**The exercise**. Return exactly the lines from the one bearing "What data was" through the last, and no others. Pictures must be left out.

------------------------------------------------

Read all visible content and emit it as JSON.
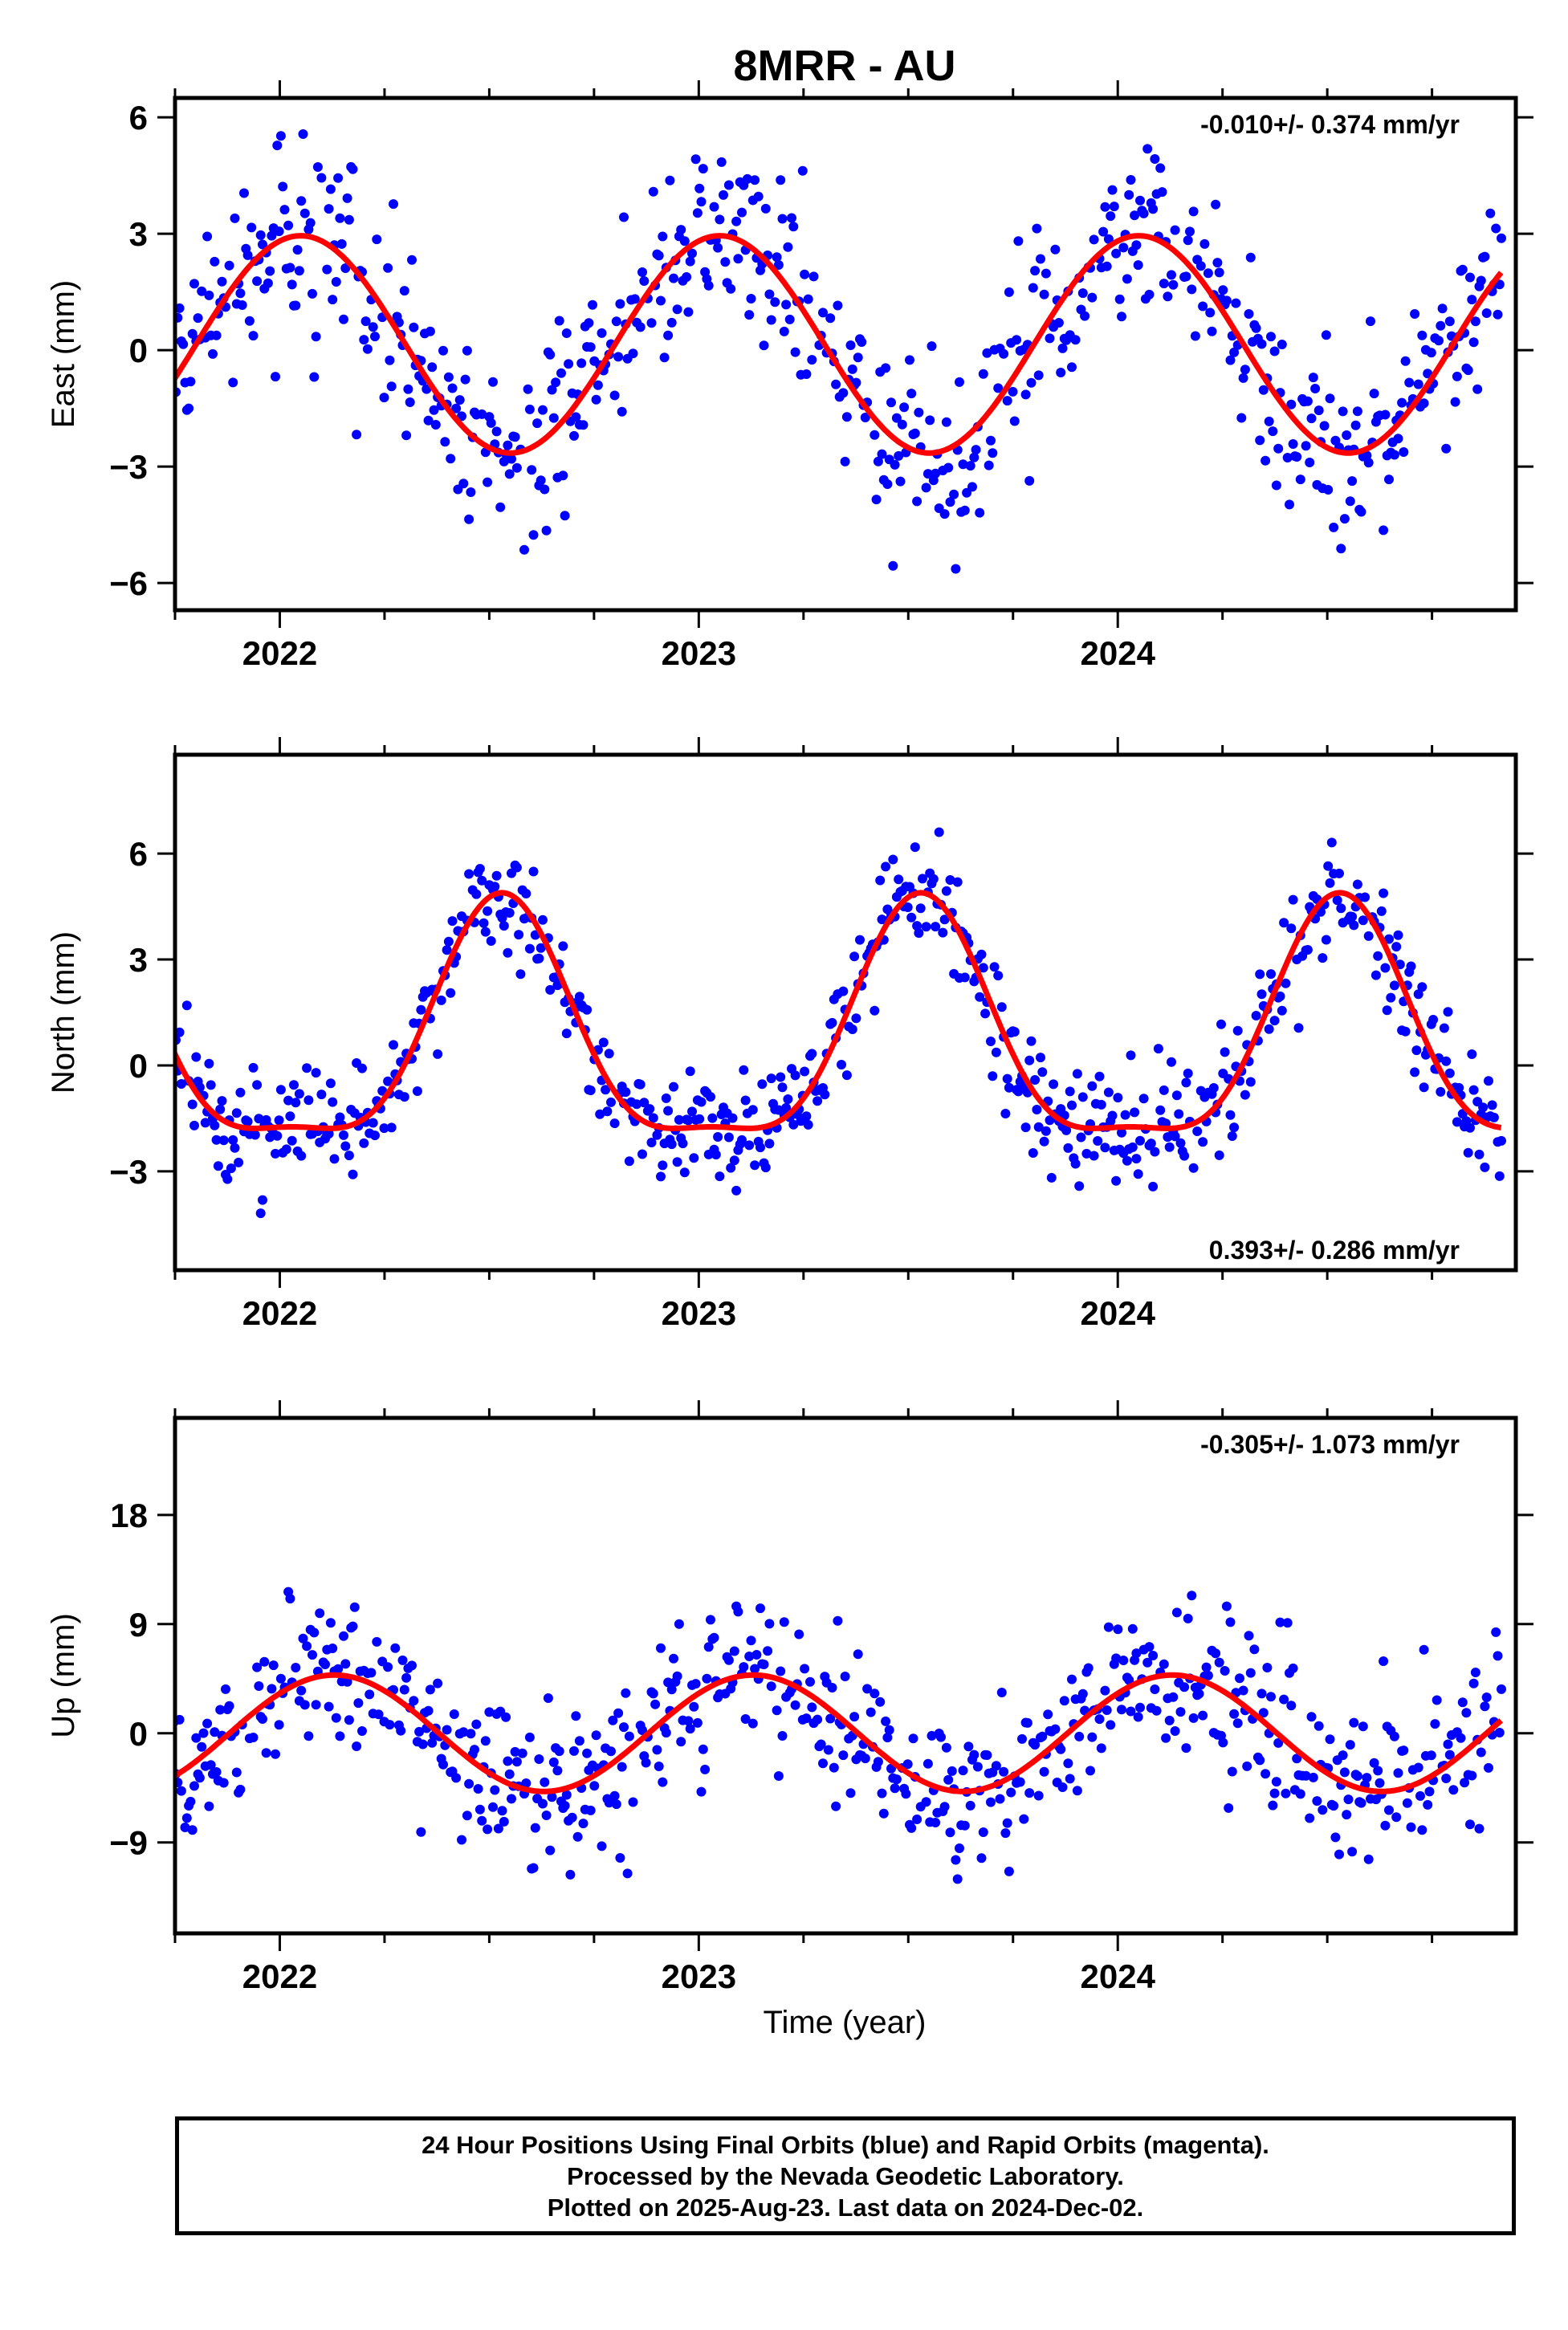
{
  "title": "8MRR - AU",
  "xlabel": "Time (year)",
  "footer": {
    "line1": "24 Hour Positions Using Final Orbits (blue) and Rapid Orbits (magenta).",
    "line2": "Processed by the Nevada Geodetic Laboratory.",
    "line3": "Plotted on 2025-Aug-23. Last data on 2024-Dec-02."
  },
  "colors": {
    "observations": "#0000ff",
    "model": "#ff0000",
    "frame": "#000000"
  },
  "chart_data": [
    {
      "type": "scatter",
      "component": "East",
      "ylabel": "East (mm)",
      "rate_text": "-0.010+/- 0.374 mm/yr",
      "rate_position": "top-right",
      "xlim": [
        2021.75,
        2024.95
      ],
      "ylim": [
        -6.7,
        6.5
      ],
      "yticks": [
        -6,
        -3,
        0,
        3,
        6
      ],
      "yticklabels": [
        "−6",
        "−3",
        "0",
        "3",
        "6"
      ],
      "xticks": [
        2022,
        2023,
        2024
      ],
      "xticklabels": [
        "2022",
        "2023",
        "2024"
      ],
      "grid": false,
      "data_start": 2021.73,
      "data_end": 2024.92,
      "model": {
        "mean": 0.15,
        "amplitude": 2.8,
        "peak_phase": 0.05,
        "shape": "annual"
      },
      "scatter_sigma": 1.2,
      "marker_count": 720,
      "series": [
        {
          "name": "Final Orbits",
          "color": "#0000ff",
          "marker": "dot"
        },
        {
          "name": "Model",
          "color": "#ff0000",
          "marker": "line"
        }
      ]
    },
    {
      "type": "scatter",
      "component": "North",
      "ylabel": "North (mm)",
      "rate_text": "0.393+/- 0.286 mm/yr",
      "rate_position": "bottom-right",
      "xlim": [
        2021.75,
        2024.95
      ],
      "ylim": [
        -5.8,
        8.8
      ],
      "yticks": [
        -3,
        0,
        3,
        6
      ],
      "yticklabels": [
        "−3",
        "0",
        "3",
        "6"
      ],
      "xticks": [
        2022,
        2023,
        2024
      ],
      "xticklabels": [
        "2022",
        "2023",
        "2024"
      ],
      "grid": false,
      "data_start": 2021.73,
      "data_end": 2024.92,
      "model": {
        "mean": 0.6,
        "amplitude": 3.9,
        "peak_phase": 0.53,
        "shape": "annual-sharp-peak"
      },
      "scatter_sigma": 0.8,
      "marker_count": 720,
      "series": [
        {
          "name": "Final Orbits",
          "color": "#0000ff",
          "marker": "dot"
        },
        {
          "name": "Model",
          "color": "#ff0000",
          "marker": "line"
        }
      ]
    },
    {
      "type": "scatter",
      "component": "Up",
      "ylabel": "Up (mm)",
      "rate_text": "-0.305+/- 1.073 mm/yr",
      "rate_position": "top-right",
      "xlim": [
        2021.75,
        2024.95
      ],
      "ylim": [
        -16.5,
        26.0
      ],
      "yticks": [
        -9,
        0,
        9,
        18
      ],
      "yticklabels": [
        "−9",
        "0",
        "9",
        "18"
      ],
      "xticks": [
        2022,
        2023,
        2024
      ],
      "xticklabels": [
        "2022",
        "2023",
        "2024"
      ],
      "grid": false,
      "data_start": 2021.73,
      "data_end": 2024.92,
      "model": {
        "mean": 0.0,
        "amplitude": 4.8,
        "peak_phase": 0.13,
        "shape": "annual"
      },
      "scatter_sigma": 3.3,
      "marker_count": 720,
      "series": [
        {
          "name": "Final Orbits",
          "color": "#0000ff",
          "marker": "dot"
        },
        {
          "name": "Model",
          "color": "#ff0000",
          "marker": "line"
        }
      ]
    }
  ]
}
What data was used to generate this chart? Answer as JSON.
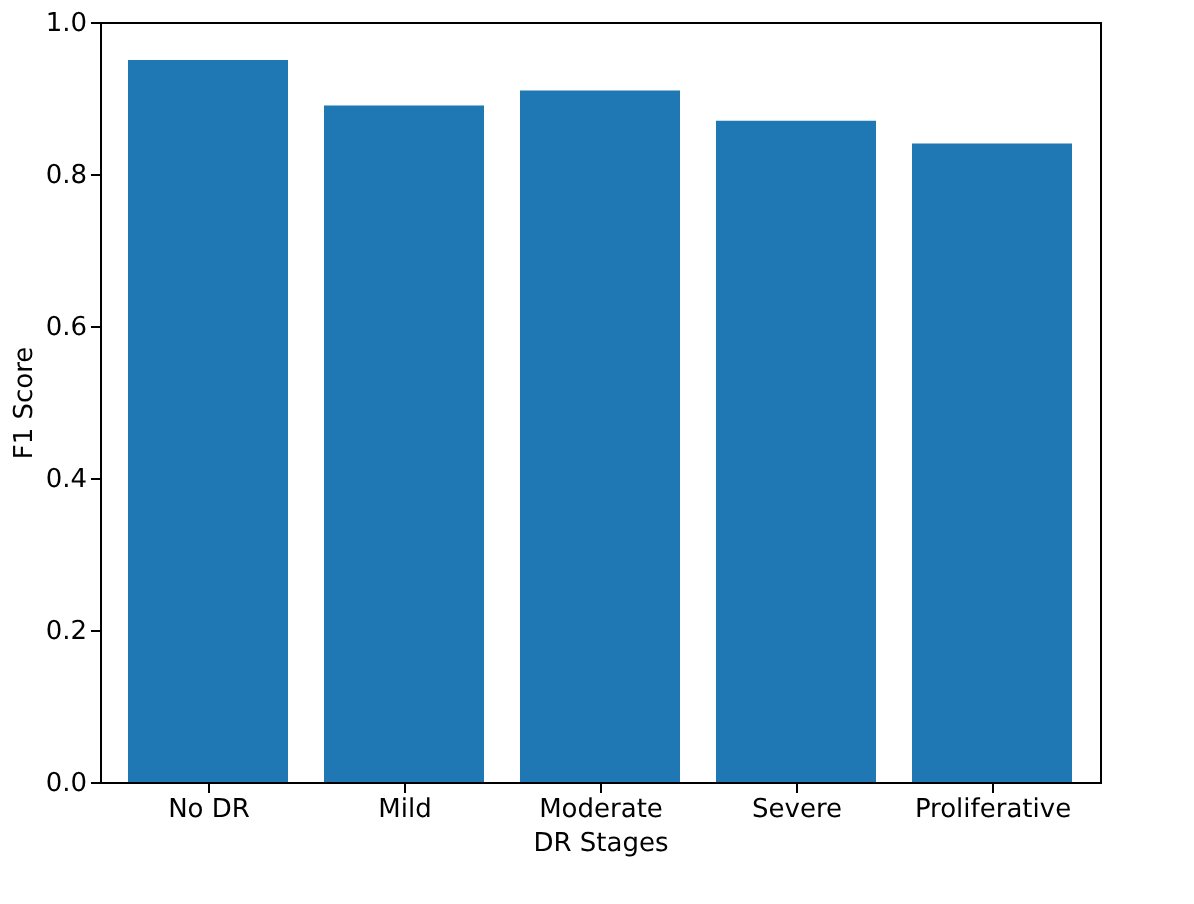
{
  "chart_data": {
    "type": "bar",
    "categories": [
      "No DR",
      "Mild",
      "Moderate",
      "Severe",
      "Proliferative"
    ],
    "values": [
      0.95,
      0.89,
      0.91,
      0.87,
      0.84
    ],
    "color": "#1f77b4",
    "xlabel": "DR Stages",
    "ylabel": "F1 Score",
    "ylim": [
      0,
      1.0
    ],
    "yticks": [
      {
        "value": 0,
        "label": "0.0"
      },
      {
        "value": 0.2,
        "label": "0.2"
      },
      {
        "value": 0.4,
        "label": "0.4"
      },
      {
        "value": 0.6,
        "label": "0.6"
      },
      {
        "value": 0.8,
        "label": "0.8"
      },
      {
        "value": 1.0,
        "label": "1.0"
      }
    ],
    "grid": false
  }
}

------------------------------------------------

**Answer to this problem**.
What data was used to generate this chart? Answer as JSON.
{
  "chart_data": {
    "type": "bar",
    "categories": [
      "No DR",
      "Mild",
      "Moderate",
      "Severe",
      "Proliferative"
    ],
    "values": [
      0.95,
      0.89,
      0.91,
      0.87,
      0.84
    ],
    "color": "#1f77b4",
    "xlabel": "DR Stages",
    "ylabel": "F1 Score",
    "ylim": [
      0,
      1.0
    ],
    "yticks": [
      {
        "value": 0,
        "label": "0.0"
      },
      {
        "value": 0.2,
        "label": "0.2"
      },
      {
        "value": 0.4,
        "label": "0.4"
      },
      {
        "value": 0.6,
        "label": "0.6"
      },
      {
        "value": 0.8,
        "label": "0.8"
      },
      {
        "value": 1.0,
        "label": "1.0"
      }
    ],
    "grid": false
  }
}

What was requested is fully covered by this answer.